**TEXTAUSZUG**

--------

Nicht nur das Bildungssystem hat Einfluss auch die Bildungschancen von Kindern und Jugendlichen, auch andere Faktoren spielen eine Rolle. So hat auch die „pädagogische Kultur“ Einfluss auf die Entstehung von Bildungsungleichheiten. Unter „pädagogischer Kultur“ versteht Vester die Ideale und Werthaltungen die der schulischen Praxis zugrunde liegen (Vgl. Schäfer, Lojewski 2007, S.43). So ist die „pädagogische Kultur“ meist so angelegt, dass sie den Bildungsidealen der bildungsbürgerlichen Hochkultur entgegenkommt, nicht aber mit den Bildungs- und Kompetenzverständnis von bildungsferneren Schichten vereinbar ist.

Nicht-formale und informelle Bildung als Chance

Die großen Probleme gegen die Bildungsbenachteiligungen von Kindern aufzukommen, die sich im formalen Bildungssystem zeigen, legen die Idee nahe, zu versuchen dem Problem auf einer anderen Ebene zu begegnen. So können in nicht-formellen und informellen Lerngelegenheiten Chancen gesehen werden, einen Beitrag dazu zu leisten, Bildungsdifferenzen auszumerzen. Der schon angesprochene Umstand, dass nur mehr etwa 30% des Lernens dem formalen Bereich zuzuordnen sind, und der Rest der Lern- und Bildungsprozesse außerhalb der Schule von statten geht, kommt dieser Sichtweise entgegen. Neben dem Umstand, dass die formelle Bildung nur schwer in der Lage ist die bestehenden Ungleichheiten zu kompensieren, ist auch von Relevanz, dass die sozialen Ungleichheiten selbst im informellen Kontext wurzeln. Das bringt die Vermutung nahe, dass die Problematik der sozialen Ungleichheiten im schulischen Bereich vielleicht gar nicht zu bewältigen ist bzw. in einem informellen Kontext leichter in den Griff zu bekommen wäre (Vgl. Schäfer, Lojewski 2007, S.50f).

Ungleichheit im Internet

In diesem Kapitel möchte ich eine Verbindung zwischen dem Medium Internet und der soeben beschriebenen Problematik sozialer Ungleichheiten knüpfen. Es soll gezeigt werden, dass die zuvor beschriebenen besonderen Charakteristika des Internets, welche einer hierarchiefreien Mediennutzung sehr entgegenkommen, nicht ausreichen um Ungleichheiten bzw. ungleiche Chancen in Bezug au die Internetnutzung auszuschließen. Zwar unterscheidet das Internet nicht zwischen sozialen Gegebenheiten wie Alter, Geschlecht, ethnischer Zugehörigkeit usw., doch können diese Faktoren auch nicht gänzlich unwirksam gemacht werden. Bevor ich im nächsten Kapitel genauer auf diese Problematik eingehen werde, indem ich Unterschiede in der Internetnutzung von Jugendlichen aufzeige, welche auf soziale Ungleichheiten zurückzuführen sind, möchte ich kurz allgemein auf den Stand der Forschung eingehen, welche sich mit der Chancenungleichheit beschäftigt die an die Internetnutzung gebunden ist.

--------

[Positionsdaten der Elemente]
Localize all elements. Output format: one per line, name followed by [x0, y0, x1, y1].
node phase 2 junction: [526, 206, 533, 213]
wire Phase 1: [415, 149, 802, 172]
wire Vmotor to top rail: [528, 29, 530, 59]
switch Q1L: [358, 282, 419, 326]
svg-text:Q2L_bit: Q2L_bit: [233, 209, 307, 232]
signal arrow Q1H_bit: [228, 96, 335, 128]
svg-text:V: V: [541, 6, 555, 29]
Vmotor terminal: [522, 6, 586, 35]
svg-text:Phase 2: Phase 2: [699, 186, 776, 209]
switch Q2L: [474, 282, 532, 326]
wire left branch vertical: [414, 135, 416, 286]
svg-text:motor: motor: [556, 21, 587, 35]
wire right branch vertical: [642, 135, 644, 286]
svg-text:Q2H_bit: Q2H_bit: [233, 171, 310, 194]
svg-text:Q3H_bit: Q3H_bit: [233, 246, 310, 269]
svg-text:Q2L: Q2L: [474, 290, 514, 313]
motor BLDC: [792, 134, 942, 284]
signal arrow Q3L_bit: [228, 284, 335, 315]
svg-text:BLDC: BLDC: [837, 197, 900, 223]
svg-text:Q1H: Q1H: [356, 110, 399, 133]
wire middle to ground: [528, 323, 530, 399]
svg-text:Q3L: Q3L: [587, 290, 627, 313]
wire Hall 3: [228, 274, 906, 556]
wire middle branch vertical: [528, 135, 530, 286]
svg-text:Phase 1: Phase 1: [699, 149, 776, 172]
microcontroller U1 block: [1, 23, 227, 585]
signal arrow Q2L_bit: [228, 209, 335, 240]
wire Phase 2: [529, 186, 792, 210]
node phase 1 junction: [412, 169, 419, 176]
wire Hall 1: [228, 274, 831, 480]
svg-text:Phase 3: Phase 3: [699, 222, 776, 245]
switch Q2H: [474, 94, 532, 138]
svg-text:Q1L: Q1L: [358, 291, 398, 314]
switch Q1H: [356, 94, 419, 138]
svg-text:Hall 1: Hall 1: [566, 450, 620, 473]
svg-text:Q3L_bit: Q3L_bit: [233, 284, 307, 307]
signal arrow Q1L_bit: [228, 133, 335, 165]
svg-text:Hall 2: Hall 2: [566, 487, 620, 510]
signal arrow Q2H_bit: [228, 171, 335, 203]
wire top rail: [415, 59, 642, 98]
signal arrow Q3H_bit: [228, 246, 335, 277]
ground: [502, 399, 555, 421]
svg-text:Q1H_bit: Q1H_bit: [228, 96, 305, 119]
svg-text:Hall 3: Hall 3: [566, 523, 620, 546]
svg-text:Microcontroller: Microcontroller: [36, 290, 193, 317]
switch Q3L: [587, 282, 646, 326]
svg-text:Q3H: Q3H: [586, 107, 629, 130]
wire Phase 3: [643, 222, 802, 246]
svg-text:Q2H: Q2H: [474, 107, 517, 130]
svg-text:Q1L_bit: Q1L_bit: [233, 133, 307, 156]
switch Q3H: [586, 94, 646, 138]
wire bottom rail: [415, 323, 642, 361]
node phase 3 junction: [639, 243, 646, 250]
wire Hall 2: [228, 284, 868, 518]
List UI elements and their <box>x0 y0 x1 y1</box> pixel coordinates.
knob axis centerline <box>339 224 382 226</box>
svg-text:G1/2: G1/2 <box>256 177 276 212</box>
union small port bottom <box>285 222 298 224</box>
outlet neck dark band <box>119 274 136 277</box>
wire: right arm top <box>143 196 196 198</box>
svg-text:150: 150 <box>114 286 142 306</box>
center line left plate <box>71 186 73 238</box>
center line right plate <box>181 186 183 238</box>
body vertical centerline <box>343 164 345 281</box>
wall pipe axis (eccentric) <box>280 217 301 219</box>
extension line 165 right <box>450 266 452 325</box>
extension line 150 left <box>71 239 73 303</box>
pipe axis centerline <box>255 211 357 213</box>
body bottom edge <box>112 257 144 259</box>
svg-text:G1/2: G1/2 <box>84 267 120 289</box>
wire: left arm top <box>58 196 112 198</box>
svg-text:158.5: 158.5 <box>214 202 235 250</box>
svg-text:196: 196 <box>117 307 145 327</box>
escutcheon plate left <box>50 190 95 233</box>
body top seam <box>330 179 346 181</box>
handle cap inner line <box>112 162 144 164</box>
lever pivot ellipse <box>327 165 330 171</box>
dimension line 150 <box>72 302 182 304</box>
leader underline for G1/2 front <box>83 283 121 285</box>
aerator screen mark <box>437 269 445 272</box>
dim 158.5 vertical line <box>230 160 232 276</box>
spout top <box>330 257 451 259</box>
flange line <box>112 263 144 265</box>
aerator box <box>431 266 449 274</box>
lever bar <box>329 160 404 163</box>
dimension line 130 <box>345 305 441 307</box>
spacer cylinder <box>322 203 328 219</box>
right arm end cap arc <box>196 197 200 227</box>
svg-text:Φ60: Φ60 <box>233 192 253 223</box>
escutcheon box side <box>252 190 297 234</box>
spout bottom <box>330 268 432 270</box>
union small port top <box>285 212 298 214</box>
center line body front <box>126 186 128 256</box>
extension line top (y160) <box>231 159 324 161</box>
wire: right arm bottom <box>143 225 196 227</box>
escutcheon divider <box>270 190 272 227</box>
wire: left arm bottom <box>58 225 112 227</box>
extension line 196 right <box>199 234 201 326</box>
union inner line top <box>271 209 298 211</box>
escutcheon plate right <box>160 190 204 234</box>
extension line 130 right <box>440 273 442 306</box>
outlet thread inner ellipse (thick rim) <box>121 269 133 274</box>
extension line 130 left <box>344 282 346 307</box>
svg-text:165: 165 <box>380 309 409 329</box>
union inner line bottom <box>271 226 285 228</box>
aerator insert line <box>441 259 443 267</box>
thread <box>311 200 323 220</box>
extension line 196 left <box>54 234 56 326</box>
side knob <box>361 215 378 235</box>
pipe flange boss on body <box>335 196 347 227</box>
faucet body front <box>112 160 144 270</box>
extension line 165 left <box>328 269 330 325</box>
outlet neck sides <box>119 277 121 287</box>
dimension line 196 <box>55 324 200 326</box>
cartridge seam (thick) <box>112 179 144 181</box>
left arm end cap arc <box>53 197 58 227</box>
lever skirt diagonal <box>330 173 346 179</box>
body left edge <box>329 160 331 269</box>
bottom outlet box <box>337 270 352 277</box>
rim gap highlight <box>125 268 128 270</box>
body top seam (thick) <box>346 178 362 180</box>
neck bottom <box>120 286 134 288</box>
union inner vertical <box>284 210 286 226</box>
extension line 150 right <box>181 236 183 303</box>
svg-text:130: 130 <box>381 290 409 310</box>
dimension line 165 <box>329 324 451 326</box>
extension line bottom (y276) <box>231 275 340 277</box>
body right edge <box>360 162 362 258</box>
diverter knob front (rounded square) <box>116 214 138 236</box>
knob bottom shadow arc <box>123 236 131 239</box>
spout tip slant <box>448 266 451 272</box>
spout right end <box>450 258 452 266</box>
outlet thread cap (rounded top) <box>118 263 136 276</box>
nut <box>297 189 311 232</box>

--------

**AUFGABENSTELLUNG**
Welcher Anteil des Lernens ist laut dem Textauszug über Bildungsungleichheit noch dem formalen Bereich zuzuordnen? Die Datensätze sind eigenständiges Material.

**ANTWORT**
Nur noch etwa 30 % des Lernens sind dem formalen Bereich zuzuordnen.